### Exercise goal
Retype all of the data exactly as given.

### Records supplied

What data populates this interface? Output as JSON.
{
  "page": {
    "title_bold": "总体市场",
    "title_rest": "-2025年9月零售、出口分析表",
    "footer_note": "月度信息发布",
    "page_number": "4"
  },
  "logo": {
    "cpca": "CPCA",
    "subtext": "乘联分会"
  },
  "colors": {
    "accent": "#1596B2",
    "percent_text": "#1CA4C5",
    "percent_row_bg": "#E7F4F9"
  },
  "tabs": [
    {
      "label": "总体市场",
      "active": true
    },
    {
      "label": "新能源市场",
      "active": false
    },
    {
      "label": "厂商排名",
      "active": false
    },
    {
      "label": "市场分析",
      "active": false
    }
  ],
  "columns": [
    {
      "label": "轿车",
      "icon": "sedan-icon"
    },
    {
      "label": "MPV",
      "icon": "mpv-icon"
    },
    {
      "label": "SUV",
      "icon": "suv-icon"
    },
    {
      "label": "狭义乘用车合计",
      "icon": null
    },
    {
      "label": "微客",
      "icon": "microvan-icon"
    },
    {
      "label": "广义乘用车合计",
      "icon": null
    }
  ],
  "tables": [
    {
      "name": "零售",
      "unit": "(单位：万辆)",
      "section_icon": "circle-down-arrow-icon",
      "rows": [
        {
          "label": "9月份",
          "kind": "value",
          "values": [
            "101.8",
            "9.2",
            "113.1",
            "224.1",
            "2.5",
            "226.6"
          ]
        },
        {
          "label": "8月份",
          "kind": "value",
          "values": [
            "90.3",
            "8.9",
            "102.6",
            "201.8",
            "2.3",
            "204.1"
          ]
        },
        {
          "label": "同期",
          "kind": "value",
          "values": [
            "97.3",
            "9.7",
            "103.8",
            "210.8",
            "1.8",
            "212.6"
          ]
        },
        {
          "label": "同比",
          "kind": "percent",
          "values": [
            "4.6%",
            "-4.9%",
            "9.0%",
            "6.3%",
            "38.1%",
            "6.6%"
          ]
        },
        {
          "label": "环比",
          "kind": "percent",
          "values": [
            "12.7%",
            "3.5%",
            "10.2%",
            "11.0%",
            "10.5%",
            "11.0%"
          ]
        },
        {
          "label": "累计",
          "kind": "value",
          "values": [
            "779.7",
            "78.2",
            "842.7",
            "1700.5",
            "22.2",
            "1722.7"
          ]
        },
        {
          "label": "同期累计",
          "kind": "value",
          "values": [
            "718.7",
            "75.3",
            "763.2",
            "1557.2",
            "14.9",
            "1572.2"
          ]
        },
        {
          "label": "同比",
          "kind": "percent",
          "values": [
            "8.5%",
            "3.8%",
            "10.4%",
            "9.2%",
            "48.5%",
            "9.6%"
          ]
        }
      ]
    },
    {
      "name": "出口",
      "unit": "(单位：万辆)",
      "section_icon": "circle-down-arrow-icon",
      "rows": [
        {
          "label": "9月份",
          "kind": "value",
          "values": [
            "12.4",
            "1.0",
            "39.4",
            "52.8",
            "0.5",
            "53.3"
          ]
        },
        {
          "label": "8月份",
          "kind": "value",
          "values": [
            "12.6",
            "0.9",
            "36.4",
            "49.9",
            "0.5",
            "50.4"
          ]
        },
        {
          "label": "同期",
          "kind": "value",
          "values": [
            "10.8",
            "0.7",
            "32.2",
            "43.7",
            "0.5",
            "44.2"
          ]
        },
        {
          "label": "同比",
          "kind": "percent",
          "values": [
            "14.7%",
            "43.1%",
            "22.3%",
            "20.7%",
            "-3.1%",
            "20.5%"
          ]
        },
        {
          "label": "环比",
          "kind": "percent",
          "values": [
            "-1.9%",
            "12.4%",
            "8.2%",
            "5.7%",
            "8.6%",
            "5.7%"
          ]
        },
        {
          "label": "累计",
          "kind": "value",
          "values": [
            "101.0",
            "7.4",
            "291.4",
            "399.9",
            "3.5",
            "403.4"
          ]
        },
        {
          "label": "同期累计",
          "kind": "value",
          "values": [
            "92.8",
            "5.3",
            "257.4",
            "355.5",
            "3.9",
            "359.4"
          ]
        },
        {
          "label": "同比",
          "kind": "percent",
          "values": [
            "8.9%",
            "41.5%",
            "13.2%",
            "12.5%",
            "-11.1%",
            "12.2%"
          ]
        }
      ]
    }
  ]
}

### Solution
What data populates this interface? Output as JSON.
{
  "page": {
    "title_bold": "总体市场",
    "title_rest": "-2025年9月零售、出口分析表",
    "footer_note": "月度信息发布",
    "page_number": "4"
  },
  "logo": {
    "cpca": "CPCA",
    "subtext": "乘联分会"
  },
  "colors": {
    "accent": "#1596B2",
    "percent_text": "#1CA4C5",
    "percent_row_bg": "#E7F4F9"
  },
  "tabs": [
    {
      "label": "总体市场",
      "active": true
    },
    {
      "label": "新能源市场",
      "active": false
    },
    {
      "label": "厂商排名",
      "active": false
    },
    {
      "label": "市场分析",
      "active": false
    }
  ],
  "columns": [
    {
      "label": "轿车",
      "icon": "sedan-icon"
    },
    {
      "label": "MPV",
      "icon": "mpv-icon"
    },
    {
      "label": "SUV",
      "icon": "suv-icon"
    },
    {
      "label": "狭义乘用车合计",
      "icon": null
    },
    {
      "label": "微客",
      "icon": "microvan-icon"
    },
    {
      "label": "广义乘用车合计",
      "icon": null
    }
  ],
  "tables": [
    {
      "name": "零售",
      "unit": "(单位：万辆)",
      "section_icon": "circle-down-arrow-icon",
      "rows": [
        {
          "label": "9月份",
          "kind": "value",
          "values": [
            "101.8",
            "9.2",
            "113.1",
            "224.1",
            "2.5",
            "226.6"
          ]
        },
        {
          "label": "8月份",
          "kind": "value",
          "values": [
            "90.3",
            "8.9",
            "102.6",
            "201.8",
            "2.3",
            "204.1"
          ]
        },
        {
          "label": "同期",
          "kind": "value",
          "values": [
            "97.3",
            "9.7",
            "103.8",
            "210.8",
            "1.8",
            "212.6"
          ]
        },
        {
          "label": "同比",
          "kind": "percent",
          "values": [
            "4.6%",
            "-4.9%",
            "9.0%",
            "6.3%",
            "38.1%",
            "6.6%"
          ]
        },
        {
          "label": "环比",
          "kind": "percent",
          "values": [
            "12.7%",
            "3.5%",
            "10.2%",
            "11.0%",
            "10.5%",
            "11.0%"
          ]
        },
        {
          "label": "累计",
          "kind": "value",
          "values": [
            "779.7",
            "78.2",
            "842.7",
            "1700.5",
            "22.2",
            "1722.7"
          ]
        },
        {
          "label": "同期累计",
          "kind": "value",
          "values": [
            "718.7",
            "75.3",
            "763.2",
            "1557.2",
            "14.9",
            "1572.2"
          ]
        },
        {
          "label": "同比",
          "kind": "percent",
          "values": [
            "8.5%",
            "3.8%",
            "10.4%",
            "9.2%",
            "48.5%",
            "9.6%"
          ]
        }
      ]
    },
    {
      "name": "出口",
      "unit": "(单位：万辆)",
      "section_icon": "circle-down-arrow-icon",
      "rows": [
        {
          "label": "9月份",
          "kind": "value",
          "values": [
            "12.4",
            "1.0",
            "39.4",
            "52.8",
            "0.5",
            "53.3"
          ]
        },
        {
          "label": "8月份",
          "kind": "value",
          "values": [
            "12.6",
            "0.9",
            "36.4",
            "49.9",
            "0.5",
            "50.4"
          ]
        },
        {
          "label": "同期",
          "kind": "value",
          "values": [
            "10.8",
            "0.7",
            "32.2",
            "43.7",
            "0.5",
            "44.2"
          ]
        },
        {
          "label": "同比",
          "kind": "percent",
          "values": [
            "14.7%",
            "43.1%",
            "22.3%",
            "20.7%",
            "-3.1%",
            "20.5%"
          ]
        },
        {
          "label": "环比",
          "kind": "percent",
          "values": [
            "-1.9%",
            "12.4%",
            "8.2%",
            "5.7%",
            "8.6%",
            "5.7%"
          ]
        },
        {
          "label": "累计",
          "kind": "value",
          "values": [
            "101.0",
            "7.4",
            "291.4",
            "399.9",
            "3.5",
            "403.4"
          ]
        },
        {
          "label": "同期累计",
          "kind": "value",
          "values": [
            "92.8",
            "5.3",
            "257.4",
            "355.5",
            "3.9",
            "359.4"
          ]
        },
        {
          "label": "同比",
          "kind": "percent",
          "values": [
            "8.9%",
            "41.5%",
            "13.2%",
            "12.5%",
            "-11.1%",
            "12.2%"
          ]
        }
      ]
    }
  ]
}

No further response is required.